:: DATASET RECORDS

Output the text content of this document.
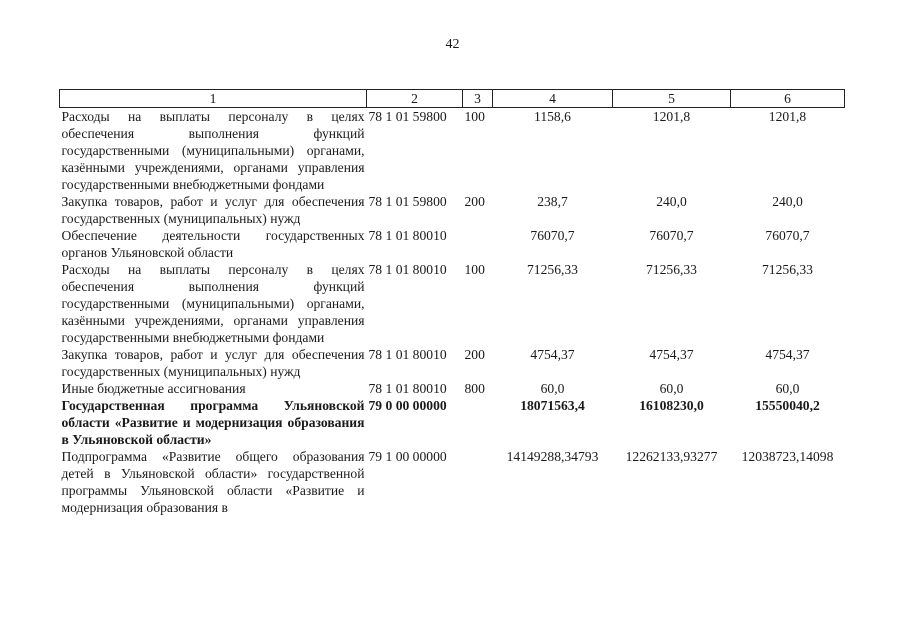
42
1	2	3	4	5	6
Расходы на выплаты персоналу в целях обеспечения выполнения функций государственными (муниципальными) органами, казёнными учреждениями, органами управления государственными внебюджетными фондами	78 1 01 59800	100	1158,6	1201,8	1201,8
Закупка товаров, работ и услуг для обеспечения государственных (муниципальных) нужд	78 1 01 59800	200	238,7	240,0	240,0
Обеспечение деятельности государственных органов Ульяновской области	78 1 01 80010		76070,7	76070,7	76070,7
Расходы на выплаты персоналу в целях обеспечения выполнения функций государственными (муниципальными) органами, казёнными учреждениями, органами управления государственными внебюджетными фондами	78 1 01 80010	100	71256,33	71256,33	71256,33
Закупка товаров, работ и услуг для обеспечения государственных (муниципальных) нужд	78 1 01 80010	200	4754,37	4754,37	4754,37
Иные бюджетные ассигнования	78 1 01 80010	800	60,0	60,0	60,0
Государственная программа Ульяновской области «Развитие и модернизация образования в Ульяновской области»	79 0 00 00000		18071563,4	16108230,0	15550040,2
Подпрограмма «Развитие общего образования детей в Ульяновской области» государственной программы Ульяновской области «Развитие и модернизация образования в	79 1 00 00000		14149288,34793	12262133,93277	12038723,14098
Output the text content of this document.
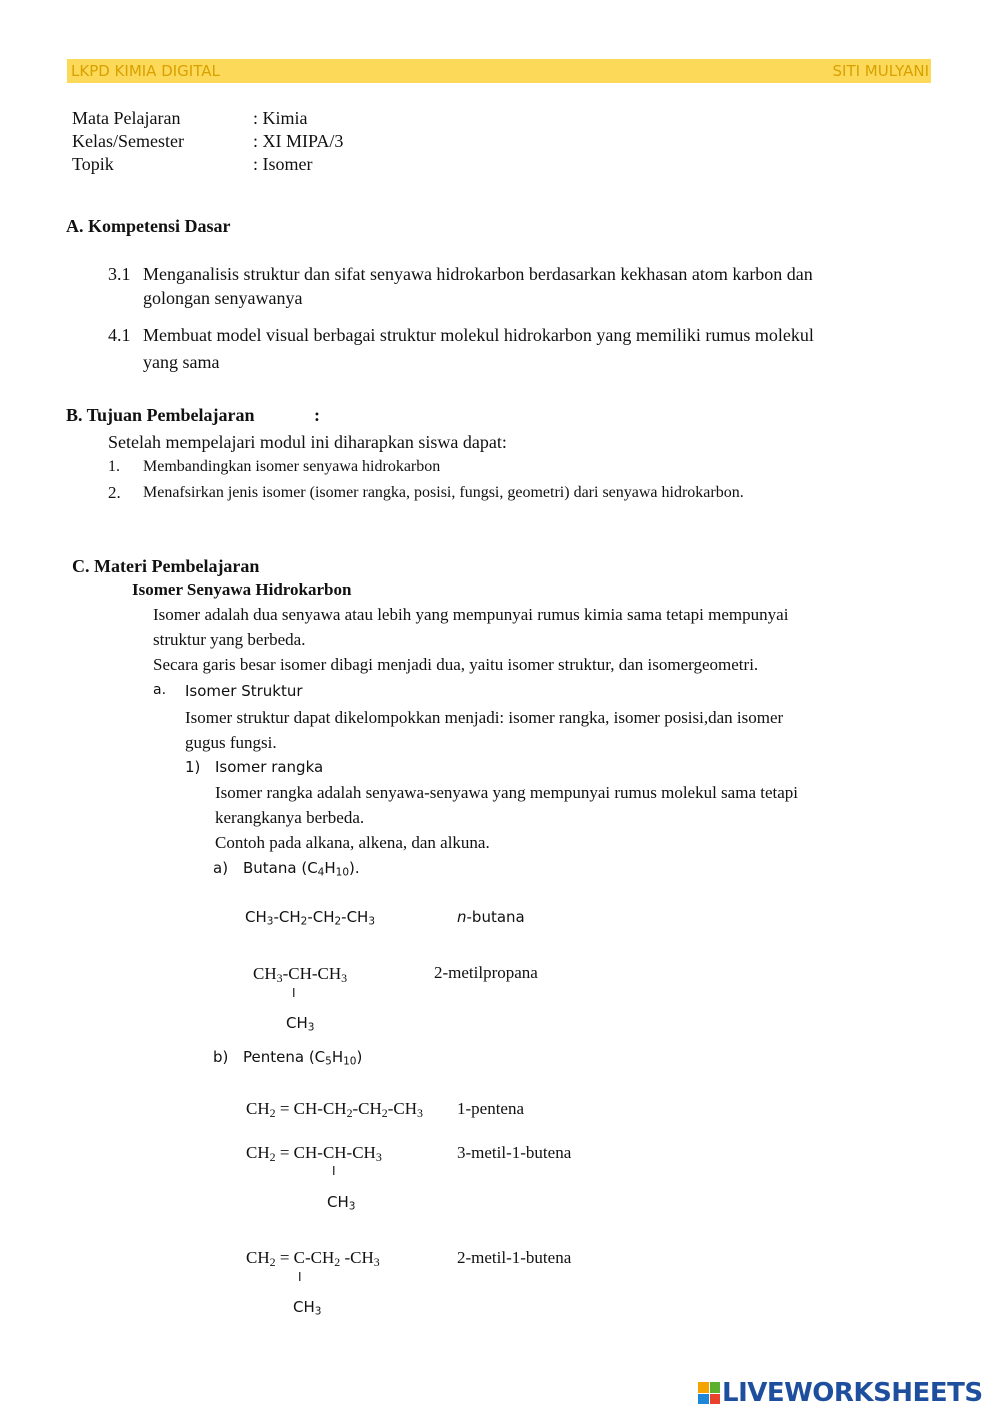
LKPD KIMIA DIGITAL	SITI MULYANI
Mata Pelajaran	: Kimia
Kelas/Semester	: XI MIPA/3
Topik	: Isomer
A. Kompetensi Dasar
3.1 Menganalisis struktur dan sifat senyawa hidrokarbon berdasarkan kekhasan atom karbon dan
golongan senyawanya
4.1 Membuat model visual berbagai struktur molekul hidrokarbon yang memiliki rumus molekul
yang sama
B. Tujuan Pembelajaran	:
Setelah mempelajari modul ini diharapkan siswa dapat:
1. Membandingkan isomer senyawa hidrokarbon
2. Menafsirkan jenis isomer (isomer rangka, posisi, fungsi, geometri) dari senyawa hidrokarbon.
C. Materi Pembelajaran
Isomer Senyawa Hidrokarbon
Isomer adalah dua senyawa atau lebih yang mempunyai rumus kimia sama tetapi mempunyai
struktur yang berbeda.
Secara garis besar isomer dibagi menjadi dua, yaitu isomer struktur, dan isomergeometri.
a. Isomer Struktur
Isomer struktur dapat dikelompokkan menjadi: isomer rangka, isomer posisi,dan isomer
gugus fungsi.
1) Isomer rangka
Isomer rangka adalah senyawa-senyawa yang mempunyai rumus molekul sama tetapi
kerangkanya berbeda.
Contoh pada alkana, alkena, dan alkuna.
a) Butana $(C_4H_{10})$.
$CH_3-CH_2-CH_2-CH_3$	n-butana
$CH_3-CH-CH_3$
I
$CH_3$
2-metilpropana
b) Pentena $(C_5H_{10})$
$CH_2 = CH-CH_2-CH_2-CH_3$ 1-pentena
$CH_2 = CH-CH-CH_3$
I
$CH_3$
3-metil-1-butena
$CH_2 = C-CH_2$ $-CH_3$
I
$CH_3$
2-metil-1-butena
LIVEWORKSHEETS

::::

**TASK REQUIREMENTS**
Across the material above, how many lines include the string "molekul"? Only the number is wanted.

**SOLUTION BELOW**
2